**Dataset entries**
•••

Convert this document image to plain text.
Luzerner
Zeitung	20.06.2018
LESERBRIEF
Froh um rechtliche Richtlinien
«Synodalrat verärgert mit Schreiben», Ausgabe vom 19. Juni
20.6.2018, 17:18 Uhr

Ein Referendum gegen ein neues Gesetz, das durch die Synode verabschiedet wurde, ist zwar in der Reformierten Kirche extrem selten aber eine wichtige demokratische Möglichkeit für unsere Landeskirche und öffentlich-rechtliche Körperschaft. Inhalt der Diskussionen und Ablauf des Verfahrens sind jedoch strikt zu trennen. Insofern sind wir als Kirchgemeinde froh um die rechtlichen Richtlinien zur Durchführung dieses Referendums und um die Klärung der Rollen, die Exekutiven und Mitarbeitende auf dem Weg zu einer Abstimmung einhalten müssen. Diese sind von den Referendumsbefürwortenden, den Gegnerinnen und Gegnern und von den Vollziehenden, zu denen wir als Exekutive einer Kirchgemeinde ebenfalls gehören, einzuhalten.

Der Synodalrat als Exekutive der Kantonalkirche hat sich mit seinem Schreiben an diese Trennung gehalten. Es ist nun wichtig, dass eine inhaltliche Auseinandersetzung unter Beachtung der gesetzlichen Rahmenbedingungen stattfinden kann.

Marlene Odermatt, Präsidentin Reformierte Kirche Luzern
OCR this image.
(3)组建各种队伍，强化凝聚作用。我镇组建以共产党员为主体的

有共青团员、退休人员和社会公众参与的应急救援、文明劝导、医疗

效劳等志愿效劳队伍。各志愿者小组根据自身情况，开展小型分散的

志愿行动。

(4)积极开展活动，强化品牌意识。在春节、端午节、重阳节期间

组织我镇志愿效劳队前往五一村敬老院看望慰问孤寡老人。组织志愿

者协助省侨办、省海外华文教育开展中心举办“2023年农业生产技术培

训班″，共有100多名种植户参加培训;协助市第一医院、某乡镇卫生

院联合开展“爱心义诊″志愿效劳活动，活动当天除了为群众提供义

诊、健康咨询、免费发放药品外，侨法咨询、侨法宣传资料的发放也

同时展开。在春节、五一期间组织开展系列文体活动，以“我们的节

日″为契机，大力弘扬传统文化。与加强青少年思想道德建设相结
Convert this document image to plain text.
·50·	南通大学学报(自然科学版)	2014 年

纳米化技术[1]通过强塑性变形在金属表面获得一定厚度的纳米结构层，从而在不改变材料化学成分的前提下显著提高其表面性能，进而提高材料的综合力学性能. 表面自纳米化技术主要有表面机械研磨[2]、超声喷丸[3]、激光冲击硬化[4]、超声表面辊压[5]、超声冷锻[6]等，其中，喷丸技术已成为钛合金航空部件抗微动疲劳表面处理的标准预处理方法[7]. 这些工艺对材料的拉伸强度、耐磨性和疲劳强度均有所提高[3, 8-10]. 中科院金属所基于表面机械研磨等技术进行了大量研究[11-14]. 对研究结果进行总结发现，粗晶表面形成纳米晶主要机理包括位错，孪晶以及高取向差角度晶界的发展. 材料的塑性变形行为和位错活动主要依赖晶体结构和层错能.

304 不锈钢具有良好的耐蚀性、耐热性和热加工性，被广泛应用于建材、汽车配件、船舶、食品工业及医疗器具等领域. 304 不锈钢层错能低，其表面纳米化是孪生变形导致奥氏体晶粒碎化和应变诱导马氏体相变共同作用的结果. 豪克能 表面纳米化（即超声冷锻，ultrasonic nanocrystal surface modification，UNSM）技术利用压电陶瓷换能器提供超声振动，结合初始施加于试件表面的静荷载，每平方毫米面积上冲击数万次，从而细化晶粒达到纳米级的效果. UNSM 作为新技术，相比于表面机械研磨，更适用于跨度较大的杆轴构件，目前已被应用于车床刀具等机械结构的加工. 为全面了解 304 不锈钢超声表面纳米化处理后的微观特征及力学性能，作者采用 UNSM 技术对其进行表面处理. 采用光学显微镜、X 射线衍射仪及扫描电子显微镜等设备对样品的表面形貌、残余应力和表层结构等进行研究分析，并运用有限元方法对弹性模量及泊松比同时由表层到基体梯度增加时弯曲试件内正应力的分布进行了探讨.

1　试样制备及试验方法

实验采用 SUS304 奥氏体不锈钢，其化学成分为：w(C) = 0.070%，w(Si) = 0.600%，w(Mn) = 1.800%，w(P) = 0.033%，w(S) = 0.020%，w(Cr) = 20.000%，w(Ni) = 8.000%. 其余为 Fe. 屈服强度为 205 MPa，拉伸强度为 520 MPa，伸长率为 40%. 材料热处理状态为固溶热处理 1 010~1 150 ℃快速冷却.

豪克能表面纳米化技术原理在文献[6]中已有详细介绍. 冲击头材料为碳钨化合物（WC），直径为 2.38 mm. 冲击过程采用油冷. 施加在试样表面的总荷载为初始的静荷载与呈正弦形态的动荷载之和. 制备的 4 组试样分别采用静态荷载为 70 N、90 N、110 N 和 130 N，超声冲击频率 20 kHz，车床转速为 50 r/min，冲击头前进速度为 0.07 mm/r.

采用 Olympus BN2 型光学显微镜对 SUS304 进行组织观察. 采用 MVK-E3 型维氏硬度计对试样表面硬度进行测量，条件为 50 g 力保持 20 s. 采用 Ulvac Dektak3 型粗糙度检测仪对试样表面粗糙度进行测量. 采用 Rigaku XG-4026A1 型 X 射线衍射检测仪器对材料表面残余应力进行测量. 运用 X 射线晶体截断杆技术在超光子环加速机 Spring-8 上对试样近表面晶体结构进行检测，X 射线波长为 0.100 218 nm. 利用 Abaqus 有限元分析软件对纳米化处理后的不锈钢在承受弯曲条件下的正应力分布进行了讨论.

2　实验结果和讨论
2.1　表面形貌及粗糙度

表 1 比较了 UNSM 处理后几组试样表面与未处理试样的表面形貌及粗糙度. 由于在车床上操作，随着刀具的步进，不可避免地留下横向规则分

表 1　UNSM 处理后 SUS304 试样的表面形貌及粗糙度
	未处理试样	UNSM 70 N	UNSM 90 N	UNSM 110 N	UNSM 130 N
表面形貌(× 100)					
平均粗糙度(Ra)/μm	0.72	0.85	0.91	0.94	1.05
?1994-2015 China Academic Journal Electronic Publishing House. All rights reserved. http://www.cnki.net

•••

**Instructions for the task**
Exactly reproduce all of the entries above.

**Answer for this exercise**
Convert this document image to plain text.
Luzerner
Zeitung	20.06.2018
LESERBRIEF
Froh um rechtliche Richtlinien
«Synodalrat verärgert mit Schreiben», Ausgabe vom 19. Juni
20.6.2018, 17:18 Uhr

Ein Referendum gegen ein neues Gesetz, das durch die Synode verabschiedet wurde, ist zwar in der Reformierten Kirche extrem selten aber eine wichtige demokratische Möglichkeit für unsere Landeskirche und öffentlich-rechtliche Körperschaft. Inhalt der Diskussionen und Ablauf des Verfahrens sind jedoch strikt zu trennen. Insofern sind wir als Kirchgemeinde froh um die rechtlichen Richtlinien zur Durchführung dieses Referendums und um die Klärung der Rollen, die Exekutiven und Mitarbeitende auf dem Weg zu einer Abstimmung einhalten müssen. Diese sind von den Referendumsbefürwortenden, den Gegnerinnen und Gegnern und von den Vollziehenden, zu denen wir als Exekutive einer Kirchgemeinde ebenfalls gehören, einzuhalten.

Der Synodalrat als Exekutive der Kantonalkirche hat sich mit seinem Schreiben an diese Trennung gehalten. Es ist nun wichtig, dass eine inhaltliche Auseinandersetzung unter Beachtung der gesetzlichen Rahmenbedingungen stattfinden kann.

Marlene Odermatt, Präsidentin Reformierte Kirche Luzern
OCR this image.
(3)组建各种队伍，强化凝聚作用。我镇组建以共产党员为主体的

有共青团员、退休人员和社会公众参与的应急救援、文明劝导、医疗

效劳等志愿效劳队伍。各志愿者小组根据自身情况，开展小型分散的

志愿行动。

(4)积极开展活动，强化品牌意识。在春节、端午节、重阳节期间

组织我镇志愿效劳队前往五一村敬老院看望慰问孤寡老人。组织志愿

者协助省侨办、省海外华文教育开展中心举办“2023年农业生产技术培

训班″，共有100多名种植户参加培训;协助市第一医院、某乡镇卫生

院联合开展“爱心义诊″志愿效劳活动，活动当天除了为群众提供义

诊、健康咨询、免费发放药品外，侨法咨询、侨法宣传资料的发放也

同时展开。在春节、五一期间组织开展系列文体活动，以“我们的节

日″为契机，大力弘扬传统文化。与加强青少年思想道德建设相结
Convert this document image to plain text.
·50·	南通大学学报(自然科学版)	2014 年

纳米化技术[1]通过强塑性变形在金属表面获得一定厚度的纳米结构层，从而在不改变材料化学成分的前提下显著提高其表面性能，进而提高材料的综合力学性能. 表面自纳米化技术主要有表面机械研磨[2]、超声喷丸[3]、激光冲击硬化[4]、超声表面辊压[5]、超声冷锻[6]等，其中，喷丸技术已成为钛合金航空部件抗微动疲劳表面处理的标准预处理方法[7]. 这些工艺对材料的拉伸强度、耐磨性和疲劳强度均有所提高[3, 8-10]. 中科院金属所基于表面机械研磨等技术进行了大量研究[11-14]. 对研究结果进行总结发现，粗晶表面形成纳米晶主要机理包括位错，孪晶以及高取向差角度晶界的发展. 材料的塑性变形行为和位错活动主要依赖晶体结构和层错能.

304 不锈钢具有良好的耐蚀性、耐热性和热加工性，被广泛应用于建材、汽车配件、船舶、食品工业及医疗器具等领域. 304 不锈钢层错能低，其表面纳米化是孪生变形导致奥氏体晶粒碎化和应变诱导马氏体相变共同作用的结果. 豪克能 表面纳米化（即超声冷锻，ultrasonic nanocrystal surface modification，UNSM）技术利用压电陶瓷换能器提供超声振动，结合初始施加于试件表面的静荷载，每平方毫米面积上冲击数万次，从而细化晶粒达到纳米级的效果. UNSM 作为新技术，相比于表面机械研磨，更适用于跨度较大的杆轴构件，目前已被应用于车床刀具等机械结构的加工. 为全面了解 304 不锈钢超声表面纳米化处理后的微观特征及力学性能，作者采用 UNSM 技术对其进行表面处理. 采用光学显微镜、X 射线衍射仪及扫描电子显微镜等设备对样品的表面形貌、残余应力和表层结构等进行研究分析，并运用有限元方法对弹性模量及泊松比同时由表层到基体梯度增加时弯曲试件内正应力的分布进行了探讨.

1　试样制备及试验方法

实验采用 SUS304 奥氏体不锈钢，其化学成分为：w(C) = 0.070%，w(Si) = 0.600%，w(Mn) = 1.800%，w(P) = 0.033%，w(S) = 0.020%，w(Cr) = 20.000%，w(Ni) = 8.000%. 其余为 Fe. 屈服强度为 205 MPa，拉伸强度为 520 MPa，伸长率为 40%. 材料热处理状态为固溶热处理 1 010~1 150 ℃快速冷却.

豪克能表面纳米化技术原理在文献[6]中已有详细介绍. 冲击头材料为碳钨化合物（WC），直径为 2.38 mm. 冲击过程采用油冷. 施加在试样表面的总荷载为初始的静荷载与呈正弦形态的动荷载之和. 制备的 4 组试样分别采用静态荷载为 70 N、90 N、110 N 和 130 N，超声冲击频率 20 kHz，车床转速为 50 r/min，冲击头前进速度为 0.07 mm/r.

采用 Olympus BN2 型光学显微镜对 SUS304 进行组织观察. 采用 MVK-E3 型维氏硬度计对试样表面硬度进行测量，条件为 50 g 力保持 20 s. 采用 Ulvac Dektak3 型粗糙度检测仪对试样表面粗糙度进行测量. 采用 Rigaku XG-4026A1 型 X 射线衍射检测仪器对材料表面残余应力进行测量. 运用 X 射线晶体截断杆技术在超光子环加速机 Spring-8 上对试样近表面晶体结构进行检测，X 射线波长为 0.100 218 nm. 利用 Abaqus 有限元分析软件对纳米化处理后的不锈钢在承受弯曲条件下的正应力分布进行了讨论.

2　实验结果和讨论
2.1　表面形貌及粗糙度

表 1 比较了 UNSM 处理后几组试样表面与未处理试样的表面形貌及粗糙度. 由于在车床上操作，随着刀具的步进，不可避免地留下横向规则分

表 1　UNSM 处理后 SUS304 试样的表面形貌及粗糙度
	未处理试样	UNSM 70 N	UNSM 90 N	UNSM 110 N	UNSM 130 N
表面形貌(× 100)					
平均粗糙度(Ra)/μm	0.72	0.85	0.91	0.94	1.05
?1994-2015 China Academic Journal Electronic Publishing House. All rights reserved. http://www.cnki.net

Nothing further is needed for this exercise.